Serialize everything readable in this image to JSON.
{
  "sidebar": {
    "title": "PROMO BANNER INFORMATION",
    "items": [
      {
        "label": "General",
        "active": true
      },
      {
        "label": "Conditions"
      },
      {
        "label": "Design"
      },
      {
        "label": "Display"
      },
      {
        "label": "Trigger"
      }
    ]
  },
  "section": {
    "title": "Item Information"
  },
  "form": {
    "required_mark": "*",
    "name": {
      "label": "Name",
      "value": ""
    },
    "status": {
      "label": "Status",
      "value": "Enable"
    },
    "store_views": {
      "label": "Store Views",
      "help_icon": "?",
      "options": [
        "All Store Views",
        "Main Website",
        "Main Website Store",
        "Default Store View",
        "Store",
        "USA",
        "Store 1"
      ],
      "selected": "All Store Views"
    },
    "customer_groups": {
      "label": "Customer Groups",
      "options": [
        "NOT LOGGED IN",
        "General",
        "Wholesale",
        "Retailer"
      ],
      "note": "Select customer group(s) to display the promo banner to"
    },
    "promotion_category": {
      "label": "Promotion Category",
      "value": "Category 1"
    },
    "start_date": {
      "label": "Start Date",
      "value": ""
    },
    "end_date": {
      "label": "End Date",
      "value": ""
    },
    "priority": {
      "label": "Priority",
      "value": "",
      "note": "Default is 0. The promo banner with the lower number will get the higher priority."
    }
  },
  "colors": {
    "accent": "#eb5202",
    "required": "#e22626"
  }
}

→ Do this:
Copy out each line above, character for character.

→ Task result:
Serialize everything readable in this image to JSON.
{
  "sidebar": {
    "title": "PROMO BANNER INFORMATION",
    "items": [
      {
        "label": "General",
        "active": true
      },
      {
        "label": "Conditions"
      },
      {
        "label": "Design"
      },
      {
        "label": "Display"
      },
      {
        "label": "Trigger"
      }
    ]
  },
  "section": {
    "title": "Item Information"
  },
  "form": {
    "required_mark": "*",
    "name": {
      "label": "Name",
      "value": ""
    },
    "status": {
      "label": "Status",
      "value": "Enable"
    },
    "store_views": {
      "label": "Store Views",
      "help_icon": "?",
      "options": [
        "All Store Views",
        "Main Website",
        "Main Website Store",
        "Default Store View",
        "Store",
        "USA",
        "Store 1"
      ],
      "selected": "All Store Views"
    },
    "customer_groups": {
      "label": "Customer Groups",
      "options": [
        "NOT LOGGED IN",
        "General",
        "Wholesale",
        "Retailer"
      ],
      "note": "Select customer group(s) to display the promo banner to"
    },
    "promotion_category": {
      "label": "Promotion Category",
      "value": "Category 1"
    },
    "start_date": {
      "label": "Start Date",
      "value": ""
    },
    "end_date": {
      "label": "End Date",
      "value": ""
    },
    "priority": {
      "label": "Priority",
      "value": "",
      "note": "Default is 0. The promo banner with the lower number will get the higher priority."
    }
  },
  "colors": {
    "accent": "#eb5202",
    "required": "#e22626"
  }
}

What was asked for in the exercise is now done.